• _Your objective_
Scan the material below for lines with the word "screenshot" and report how many there are, with nothing added.

• _Material for this exercise_
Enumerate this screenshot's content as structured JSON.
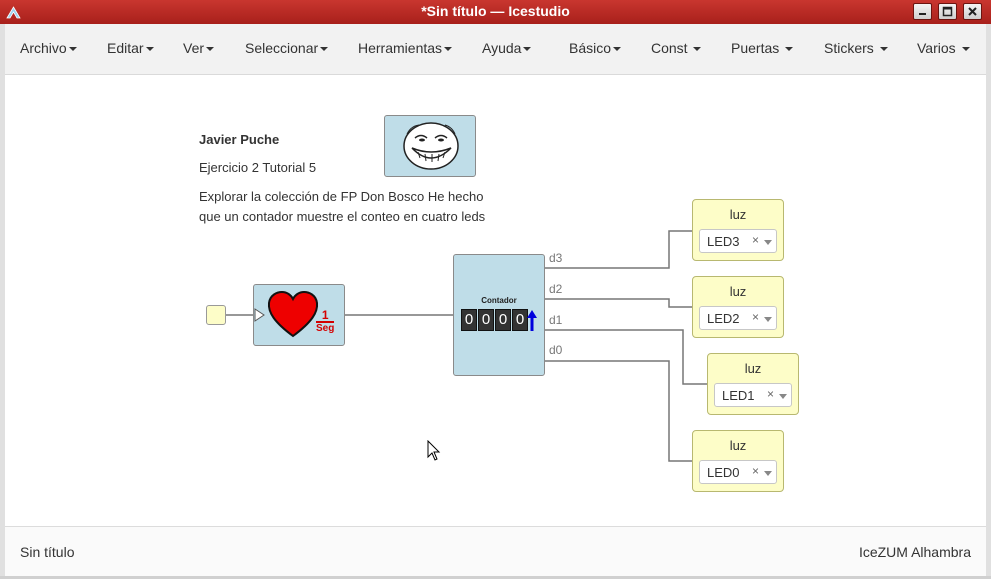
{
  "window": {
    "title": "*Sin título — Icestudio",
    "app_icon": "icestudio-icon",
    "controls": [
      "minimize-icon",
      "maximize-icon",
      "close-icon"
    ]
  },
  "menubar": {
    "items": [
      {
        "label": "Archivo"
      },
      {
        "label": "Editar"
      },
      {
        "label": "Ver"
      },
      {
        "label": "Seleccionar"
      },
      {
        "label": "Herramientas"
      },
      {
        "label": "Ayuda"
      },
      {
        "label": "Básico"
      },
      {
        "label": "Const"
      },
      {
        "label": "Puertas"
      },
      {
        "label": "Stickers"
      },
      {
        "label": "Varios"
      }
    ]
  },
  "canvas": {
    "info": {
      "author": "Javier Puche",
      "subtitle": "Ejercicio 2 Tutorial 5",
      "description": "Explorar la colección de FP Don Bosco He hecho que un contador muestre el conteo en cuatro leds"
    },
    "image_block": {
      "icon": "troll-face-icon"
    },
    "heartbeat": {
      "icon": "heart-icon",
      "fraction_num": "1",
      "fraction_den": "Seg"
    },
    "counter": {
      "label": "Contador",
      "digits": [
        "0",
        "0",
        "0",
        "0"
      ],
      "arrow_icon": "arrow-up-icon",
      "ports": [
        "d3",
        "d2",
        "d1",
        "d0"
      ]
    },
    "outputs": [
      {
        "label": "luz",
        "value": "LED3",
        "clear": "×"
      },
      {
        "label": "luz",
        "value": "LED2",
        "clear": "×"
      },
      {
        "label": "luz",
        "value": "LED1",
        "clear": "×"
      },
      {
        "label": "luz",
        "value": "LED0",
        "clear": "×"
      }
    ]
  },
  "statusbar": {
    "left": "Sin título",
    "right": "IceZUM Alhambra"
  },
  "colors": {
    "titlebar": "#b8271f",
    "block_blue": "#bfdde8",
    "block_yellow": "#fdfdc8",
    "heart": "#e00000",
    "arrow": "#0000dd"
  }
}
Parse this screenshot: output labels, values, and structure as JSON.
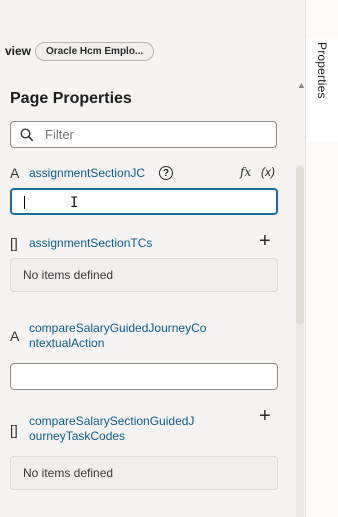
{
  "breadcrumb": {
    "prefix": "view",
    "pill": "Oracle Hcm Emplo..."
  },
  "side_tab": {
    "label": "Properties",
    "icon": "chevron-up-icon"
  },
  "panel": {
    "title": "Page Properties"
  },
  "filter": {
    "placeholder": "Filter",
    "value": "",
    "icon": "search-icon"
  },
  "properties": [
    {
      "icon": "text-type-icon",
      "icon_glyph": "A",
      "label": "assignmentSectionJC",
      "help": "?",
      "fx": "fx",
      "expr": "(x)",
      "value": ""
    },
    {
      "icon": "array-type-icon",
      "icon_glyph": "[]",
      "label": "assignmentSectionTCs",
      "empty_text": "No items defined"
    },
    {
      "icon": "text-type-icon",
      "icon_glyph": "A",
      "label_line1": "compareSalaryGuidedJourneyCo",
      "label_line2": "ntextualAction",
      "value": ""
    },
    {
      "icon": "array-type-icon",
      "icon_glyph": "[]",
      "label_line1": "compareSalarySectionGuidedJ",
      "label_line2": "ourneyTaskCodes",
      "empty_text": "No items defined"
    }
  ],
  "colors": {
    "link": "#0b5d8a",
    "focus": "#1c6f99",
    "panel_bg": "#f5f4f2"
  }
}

• _Full output_
2